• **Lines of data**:
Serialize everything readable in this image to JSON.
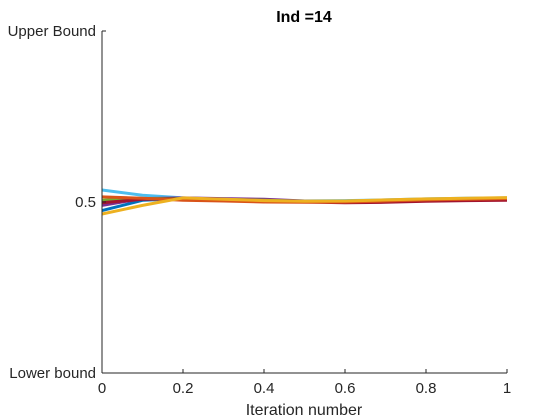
{
  "chart_data": {
    "type": "line",
    "title": "Ind =14",
    "xlabel": "Iteration number",
    "ylabel": "",
    "xlim": [
      0,
      1
    ],
    "ylim": [
      0,
      1
    ],
    "x_ticks": [
      "0",
      "0.2",
      "0.4",
      "0.6",
      "0.8",
      "1"
    ],
    "y_ticks": [
      {
        "value": 0,
        "label": "Lower bound"
      },
      {
        "value": 0.5,
        "label": "0.5"
      },
      {
        "value": 1,
        "label": "Upper Bound"
      }
    ],
    "grid": false,
    "legend": "none",
    "x": [
      0,
      0.1,
      0.2,
      0.3,
      0.4,
      0.5,
      0.6,
      0.7,
      0.8,
      0.9,
      1.0
    ],
    "series": [
      {
        "color": "#4DBEEE",
        "values": [
          0.535,
          0.52,
          0.512,
          0.508,
          0.505,
          0.503,
          0.504,
          0.506,
          0.509,
          0.511,
          0.512
        ]
      },
      {
        "color": "#0072BD",
        "values": [
          0.475,
          0.505,
          0.51,
          0.507,
          0.502,
          0.5,
          0.501,
          0.503,
          0.505,
          0.507,
          0.508
        ]
      },
      {
        "color": "#7E2F8E",
        "values": [
          0.49,
          0.51,
          0.512,
          0.51,
          0.508,
          0.503,
          0.502,
          0.503,
          0.505,
          0.506,
          0.507
        ]
      },
      {
        "color": "#77AC30",
        "values": [
          0.505,
          0.51,
          0.51,
          0.508,
          0.505,
          0.502,
          0.503,
          0.504,
          0.507,
          0.508,
          0.509
        ]
      },
      {
        "color": "#A2142F",
        "values": [
          0.498,
          0.508,
          0.509,
          0.507,
          0.503,
          0.5,
          0.498,
          0.499,
          0.502,
          0.504,
          0.505
        ]
      },
      {
        "color": "#D95319",
        "values": [
          0.515,
          0.511,
          0.505,
          0.503,
          0.5,
          0.499,
          0.5,
          0.503,
          0.506,
          0.508,
          0.51
        ]
      },
      {
        "color": "#EDB120",
        "values": [
          0.465,
          0.49,
          0.512,
          0.508,
          0.504,
          0.502,
          0.503,
          0.506,
          0.509,
          0.511,
          0.513
        ]
      }
    ]
  }
}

• **Exercise task**: Give every record back exactly as it reads, with no images.

• **Task solution**:
Serialize everything readable in this image to JSON.
{
  "chart_data": {
    "type": "line",
    "title": "Ind =14",
    "xlabel": "Iteration number",
    "ylabel": "",
    "xlim": [
      0,
      1
    ],
    "ylim": [
      0,
      1
    ],
    "x_ticks": [
      "0",
      "0.2",
      "0.4",
      "0.6",
      "0.8",
      "1"
    ],
    "y_ticks": [
      {
        "value": 0,
        "label": "Lower bound"
      },
      {
        "value": 0.5,
        "label": "0.5"
      },
      {
        "value": 1,
        "label": "Upper Bound"
      }
    ],
    "grid": false,
    "legend": "none",
    "x": [
      0,
      0.1,
      0.2,
      0.3,
      0.4,
      0.5,
      0.6,
      0.7,
      0.8,
      0.9,
      1.0
    ],
    "series": [
      {
        "color": "#4DBEEE",
        "values": [
          0.535,
          0.52,
          0.512,
          0.508,
          0.505,
          0.503,
          0.504,
          0.506,
          0.509,
          0.511,
          0.512
        ]
      },
      {
        "color": "#0072BD",
        "values": [
          0.475,
          0.505,
          0.51,
          0.507,
          0.502,
          0.5,
          0.501,
          0.503,
          0.505,
          0.507,
          0.508
        ]
      },
      {
        "color": "#7E2F8E",
        "values": [
          0.49,
          0.51,
          0.512,
          0.51,
          0.508,
          0.503,
          0.502,
          0.503,
          0.505,
          0.506,
          0.507
        ]
      },
      {
        "color": "#77AC30",
        "values": [
          0.505,
          0.51,
          0.51,
          0.508,
          0.505,
          0.502,
          0.503,
          0.504,
          0.507,
          0.508,
          0.509
        ]
      },
      {
        "color": "#A2142F",
        "values": [
          0.498,
          0.508,
          0.509,
          0.507,
          0.503,
          0.5,
          0.498,
          0.499,
          0.502,
          0.504,
          0.505
        ]
      },
      {
        "color": "#D95319",
        "values": [
          0.515,
          0.511,
          0.505,
          0.503,
          0.5,
          0.499,
          0.5,
          0.503,
          0.506,
          0.508,
          0.51
        ]
      },
      {
        "color": "#EDB120",
        "values": [
          0.465,
          0.49,
          0.512,
          0.508,
          0.504,
          0.502,
          0.503,
          0.506,
          0.509,
          0.511,
          0.513
        ]
      }
    ]
  }
}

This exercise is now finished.